▶ **Request**: Express every line of the records below as a Markdown table, leaving out blank lines, with a column "Row" for the row number and a column "Line" for the line itself.

▶ **Data shown**:
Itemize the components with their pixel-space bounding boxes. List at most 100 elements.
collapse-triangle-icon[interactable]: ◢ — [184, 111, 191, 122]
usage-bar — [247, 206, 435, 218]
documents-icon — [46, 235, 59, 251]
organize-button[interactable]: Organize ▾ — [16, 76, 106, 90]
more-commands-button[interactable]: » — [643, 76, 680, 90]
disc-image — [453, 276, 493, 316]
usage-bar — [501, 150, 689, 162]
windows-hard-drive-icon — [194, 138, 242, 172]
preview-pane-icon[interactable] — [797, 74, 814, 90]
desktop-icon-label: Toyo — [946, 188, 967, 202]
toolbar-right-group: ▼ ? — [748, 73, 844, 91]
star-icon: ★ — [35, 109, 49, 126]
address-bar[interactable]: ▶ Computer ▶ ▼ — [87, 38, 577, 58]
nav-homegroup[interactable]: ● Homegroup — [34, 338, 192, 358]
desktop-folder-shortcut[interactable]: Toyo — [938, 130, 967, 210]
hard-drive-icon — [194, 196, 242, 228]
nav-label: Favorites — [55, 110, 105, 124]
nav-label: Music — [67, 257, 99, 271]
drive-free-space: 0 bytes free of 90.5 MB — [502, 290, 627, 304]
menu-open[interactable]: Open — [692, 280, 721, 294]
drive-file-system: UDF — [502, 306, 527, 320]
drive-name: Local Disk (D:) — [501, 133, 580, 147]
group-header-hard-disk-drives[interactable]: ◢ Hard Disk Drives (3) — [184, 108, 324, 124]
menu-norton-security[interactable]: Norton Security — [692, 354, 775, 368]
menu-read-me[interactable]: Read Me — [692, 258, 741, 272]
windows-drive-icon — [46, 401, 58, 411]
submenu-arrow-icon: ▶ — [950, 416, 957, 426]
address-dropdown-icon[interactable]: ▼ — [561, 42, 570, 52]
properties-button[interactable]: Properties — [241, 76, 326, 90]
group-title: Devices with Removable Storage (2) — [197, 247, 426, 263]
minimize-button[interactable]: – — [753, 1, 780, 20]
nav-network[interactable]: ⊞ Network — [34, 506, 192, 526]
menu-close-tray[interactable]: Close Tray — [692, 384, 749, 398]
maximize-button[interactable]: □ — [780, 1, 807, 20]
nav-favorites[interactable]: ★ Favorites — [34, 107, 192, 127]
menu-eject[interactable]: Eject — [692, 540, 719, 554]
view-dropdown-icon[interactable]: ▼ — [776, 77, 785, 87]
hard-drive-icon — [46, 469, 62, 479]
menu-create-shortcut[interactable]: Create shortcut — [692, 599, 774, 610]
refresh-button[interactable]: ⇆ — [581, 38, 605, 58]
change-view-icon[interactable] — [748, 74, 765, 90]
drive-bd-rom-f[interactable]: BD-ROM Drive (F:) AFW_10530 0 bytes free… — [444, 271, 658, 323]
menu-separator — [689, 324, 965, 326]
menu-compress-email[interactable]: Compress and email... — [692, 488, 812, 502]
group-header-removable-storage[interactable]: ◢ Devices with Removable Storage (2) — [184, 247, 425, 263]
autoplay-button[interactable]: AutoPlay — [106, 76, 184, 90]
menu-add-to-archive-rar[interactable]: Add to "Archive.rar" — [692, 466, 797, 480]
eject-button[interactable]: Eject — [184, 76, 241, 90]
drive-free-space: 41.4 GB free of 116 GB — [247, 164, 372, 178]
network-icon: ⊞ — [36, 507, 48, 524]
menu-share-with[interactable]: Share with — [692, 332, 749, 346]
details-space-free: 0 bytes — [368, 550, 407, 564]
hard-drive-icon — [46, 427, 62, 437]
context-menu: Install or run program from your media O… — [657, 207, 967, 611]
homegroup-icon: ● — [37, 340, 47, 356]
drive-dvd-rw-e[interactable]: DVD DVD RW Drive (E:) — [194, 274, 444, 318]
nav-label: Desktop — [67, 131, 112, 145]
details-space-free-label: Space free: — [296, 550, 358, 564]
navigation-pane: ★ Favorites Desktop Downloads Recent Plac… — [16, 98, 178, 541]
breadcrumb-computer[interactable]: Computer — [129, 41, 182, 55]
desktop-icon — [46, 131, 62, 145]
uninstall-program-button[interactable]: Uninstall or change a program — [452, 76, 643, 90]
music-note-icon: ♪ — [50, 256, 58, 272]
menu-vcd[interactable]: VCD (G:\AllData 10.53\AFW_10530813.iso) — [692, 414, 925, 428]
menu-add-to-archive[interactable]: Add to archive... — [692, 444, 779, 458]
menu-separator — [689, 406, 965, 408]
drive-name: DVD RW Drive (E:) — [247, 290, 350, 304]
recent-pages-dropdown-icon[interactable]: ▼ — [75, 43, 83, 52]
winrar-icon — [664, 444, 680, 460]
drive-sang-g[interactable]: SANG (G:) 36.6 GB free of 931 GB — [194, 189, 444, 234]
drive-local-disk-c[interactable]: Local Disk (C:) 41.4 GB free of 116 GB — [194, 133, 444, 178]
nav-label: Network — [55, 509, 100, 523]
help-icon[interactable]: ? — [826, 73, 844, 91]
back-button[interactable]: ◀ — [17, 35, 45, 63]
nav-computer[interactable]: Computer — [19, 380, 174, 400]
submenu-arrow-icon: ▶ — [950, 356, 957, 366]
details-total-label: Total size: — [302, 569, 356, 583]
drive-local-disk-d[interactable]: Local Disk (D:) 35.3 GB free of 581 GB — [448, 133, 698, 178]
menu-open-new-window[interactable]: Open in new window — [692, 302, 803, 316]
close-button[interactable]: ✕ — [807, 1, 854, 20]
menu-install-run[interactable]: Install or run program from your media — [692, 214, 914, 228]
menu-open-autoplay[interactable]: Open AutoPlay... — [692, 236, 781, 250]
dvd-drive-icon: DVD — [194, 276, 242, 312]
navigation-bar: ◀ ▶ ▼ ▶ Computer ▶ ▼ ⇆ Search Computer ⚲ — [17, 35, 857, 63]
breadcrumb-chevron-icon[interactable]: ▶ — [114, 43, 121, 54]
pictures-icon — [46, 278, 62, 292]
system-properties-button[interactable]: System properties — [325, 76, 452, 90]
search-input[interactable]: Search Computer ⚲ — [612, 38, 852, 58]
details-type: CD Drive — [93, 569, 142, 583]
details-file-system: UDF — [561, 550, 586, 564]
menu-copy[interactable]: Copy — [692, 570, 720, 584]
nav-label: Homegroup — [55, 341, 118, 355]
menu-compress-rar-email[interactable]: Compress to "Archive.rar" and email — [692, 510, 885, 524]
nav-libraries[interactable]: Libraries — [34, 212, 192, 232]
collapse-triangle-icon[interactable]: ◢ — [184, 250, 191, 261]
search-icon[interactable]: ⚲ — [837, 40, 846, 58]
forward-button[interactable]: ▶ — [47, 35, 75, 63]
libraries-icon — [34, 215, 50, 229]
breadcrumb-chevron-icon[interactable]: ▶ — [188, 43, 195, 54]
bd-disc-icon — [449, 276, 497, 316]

▶ **Answer to this exercise**:
| Row | Line |
|---|---|
| 1 | Itemize the components with their pixel-space bounding boxes. List at most 100 elements. |
| 2 | collapse-triangle-icon[interactable]: ◢ — [184, 111, 191, 122] |
| 3 | usage-bar — [247, 206, 435, 218] |
| 4 | documents-icon — [46, 235, 59, 251] |
| 5 | organize-button[interactable]: Organize ▾ — [16, 76, 106, 90] |
| 6 | more-commands-button[interactable]: » — [643, 76, 680, 90] |
| 7 | disc-image — [453, 276, 493, 316] |
| 8 | usage-bar — [501, 150, 689, 162] |
| 9 | windows-hard-drive-icon — [194, 138, 242, 172] |
| 10 | preview-pane-icon[interactable] — [797, 74, 814, 90] |
| 11 | desktop-icon-label: Toyo — [946, 188, 967, 202] |
| 12 | toolbar-right-group: ▼ ? — [748, 73, 844, 91] |
| 13 | star-icon: ★ — [35, 109, 49, 126] |
| 14 | address-bar[interactable]: ▶ Computer ▶ ▼ — [87, 38, 577, 58] |
| 15 | nav-homegroup[interactable]: ● Homegroup — [34, 338, 192, 358] |
| 16 | desktop-folder-shortcut[interactable]: Toyo — [938, 130, 967, 210] |
| 17 | hard-drive-icon — [194, 196, 242, 228] |
| 18 | nav-label: Favorites — [55, 110, 105, 124] |
| 19 | nav-label: Music — [67, 257, 99, 271] |
| 20 | drive-free-space: 0 bytes free of 90.5 MB — [502, 290, 627, 304] |
| 21 | menu-open[interactable]: Open — [692, 280, 721, 294] |
| 22 | drive-file-system: UDF — [502, 306, 527, 320] |
| 23 | drive-name: Local Disk (D:) — [501, 133, 580, 147] |
| 24 | group-header-hard-disk-drives[interactable]: ◢ Hard Disk Drives (3) — [184, 108, 324, 124] |
| 25 | menu-norton-security[interactable]: Norton Security — [692, 354, 775, 368] |
| 26 | menu-read-me[interactable]: Read Me — [692, 258, 741, 272] |
| 27 | windows-drive-icon — [46, 401, 58, 411] |
| 28 | submenu-arrow-icon: ▶ — [950, 416, 957, 426] |
| 29 | address-dropdown-icon[interactable]: ▼ — [561, 42, 570, 52] |
| 30 | properties-button[interactable]: Properties — [241, 76, 326, 90] |
| 31 | group-title: Devices with Removable Storage (2) — [197, 247, 426, 263] |
| 32 | minimize-button[interactable]: – — [753, 1, 780, 20] |
| 33 | nav-network[interactable]: ⊞ Network — [34, 506, 192, 526] |
| 34 | menu-close-tray[interactable]: Close Tray — [692, 384, 749, 398] |
| 35 | maximize-button[interactable]: □ — [780, 1, 807, 20] |
| 36 | nav-favorites[interactable]: ★ Favorites — [34, 107, 192, 127] |
| 37 | menu-eject[interactable]: Eject — [692, 540, 719, 554] |
| 38 | view-dropdown-icon[interactable]: ▼ — [776, 77, 785, 87] |
| 39 | hard-drive-icon — [46, 469, 62, 479] |
| 40 | menu-create-shortcut[interactable]: Create shortcut — [692, 599, 774, 610] |
| 41 | refresh-button[interactable]: ⇆ — [581, 38, 605, 58] |
| 42 | change-view-icon[interactable] — [748, 74, 765, 90] |
| 43 | drive-bd-rom-f[interactable]: BD-ROM Drive (F:) AFW_10530 0 bytes free… — [444, 271, 658, 323] |
| 44 | menu-separator — [689, 324, 965, 326] |
| 45 | menu-compress-email[interactable]: Compress and email... — [692, 488, 812, 502] |
| 46 | group-header-removable-storage[interactable]: ◢ Devices with Removable Storage (2) — [184, 247, 425, 263] |
| 47 | autoplay-button[interactable]: AutoPlay — [106, 76, 184, 90] |
| 48 | menu-add-to-archive-rar[interactable]: Add to "Archive.rar" — [692, 466, 797, 480] |
| 49 | eject-button[interactable]: Eject — [184, 76, 241, 90] |
| 50 | drive-free-space: 41.4 GB free of 116 GB — [247, 164, 372, 178] |
| 51 | network-icon: ⊞ — [36, 507, 48, 524] |
| 52 | menu-share-with[interactable]: Share with — [692, 332, 749, 346] |
| 53 | details-space-free: 0 bytes — [368, 550, 407, 564] |
| 54 | hard-drive-icon — [46, 427, 62, 437] |
| 55 | context-menu: Install or run program from your media O… — [657, 207, 967, 611] |
| 56 | homegroup-icon: ● — [37, 340, 47, 356] |
| 57 | drive-dvd-rw-e[interactable]: DVD DVD RW Drive (E:) — [194, 274, 444, 318] |
| 58 | nav-label: Desktop — [67, 131, 112, 145] |
| 59 | details-space-free-label: Space free: — [296, 550, 358, 564] |
| 60 | navigation-pane: ★ Favorites Desktop Downloads Recent Plac… — [16, 98, 178, 541] |
| 61 | breadcrumb-computer[interactable]: Computer — [129, 41, 182, 55] |
| 62 | desktop-icon — [46, 131, 62, 145] |
| 63 | uninstall-program-button[interactable]: Uninstall or change a program — [452, 76, 643, 90] |
| 64 | music-note-icon: ♪ — [50, 256, 58, 272] |
| 65 | menu-vcd[interactable]: VCD (G:\AllData 10.53\AFW_10530813.iso) — [692, 414, 925, 428] |
| 66 | menu-add-to-archive[interactable]: Add to archive... — [692, 444, 779, 458] |
| 67 | menu-separator — [689, 406, 965, 408] |
| 68 | drive-name: DVD RW Drive (E:) — [247, 290, 350, 304] |
| 69 | recent-pages-dropdown-icon[interactable]: ▼ — [75, 43, 83, 52] |
| 70 | winrar-icon — [664, 444, 680, 460] |
| 71 | drive-sang-g[interactable]: SANG (G:) 36.6 GB free of 931 GB — [194, 189, 444, 234] |
| 72 | drive-local-disk-c[interactable]: Local Disk (C:) 41.4 GB free of 116 GB — [194, 133, 444, 178] |
| 73 | nav-label: Network — [55, 509, 100, 523] |
| 74 | help-icon[interactable]: ? — [826, 73, 844, 91] |
| 75 | back-button[interactable]: ◀ — [17, 35, 45, 63] |
| 76 | nav-computer[interactable]: Computer — [19, 380, 174, 400] |
| 77 | submenu-arrow-icon: ▶ — [950, 356, 957, 366] |
| 78 | details-total-label: Total size: — [302, 569, 356, 583] |
| 79 | drive-local-disk-d[interactable]: Local Disk (D:) 35.3 GB free of 581 GB — [448, 133, 698, 178] |
| 80 | menu-open-new-window[interactable]: Open in new window — [692, 302, 803, 316] |
| 81 | close-button[interactable]: ✕ — [807, 1, 854, 20] |
| 82 | menu-install-run[interactable]: Install or run program from your media — [692, 214, 914, 228] |
| 83 | menu-open-autoplay[interactable]: Open AutoPlay... — [692, 236, 781, 250] |
| 84 | dvd-drive-icon: DVD — [194, 276, 242, 312] |
| 85 | navigation-bar: ◀ ▶ ▼ ▶ Computer ▶ ▼ ⇆ Search Computer ⚲ — [17, 35, 857, 63] |
| 86 | breadcrumb-chevron-icon[interactable]: ▶ — [114, 43, 121, 54] |
| 87 | pictures-icon — [46, 278, 62, 292] |
| 88 | system-properties-button[interactable]: System properties — [325, 76, 452, 90] |
| 89 | search-input[interactable]: Search Computer ⚲ — [612, 38, 852, 58] |
| 90 | details-type: CD Drive — [93, 569, 142, 583] |
| 91 | details-file-system: UDF — [561, 550, 586, 564] |
| 92 | menu-copy[interactable]: Copy — [692, 570, 720, 584] |
| 93 | nav-label: Homegroup — [55, 341, 118, 355] |
| 94 | menu-compress-rar-email[interactable]: Compress to "Archive.rar" and email — [692, 510, 885, 524] |
| 95 | nav-libraries[interactable]: Libraries — [34, 212, 192, 232] |
| 96 | collapse-triangle-icon[interactable]: ◢ — [184, 250, 191, 261] |
| 97 | search-icon[interactable]: ⚲ — [837, 40, 846, 58] |
| 98 | forward-button[interactable]: ▶ — [47, 35, 75, 63] |
| 99 | libraries-icon — [34, 215, 50, 229] |
| 100 | breadcrumb-chevron-icon[interactable]: ▶ — [188, 43, 195, 54] |
| 101 | bd-disc-icon — [449, 276, 497, 316] |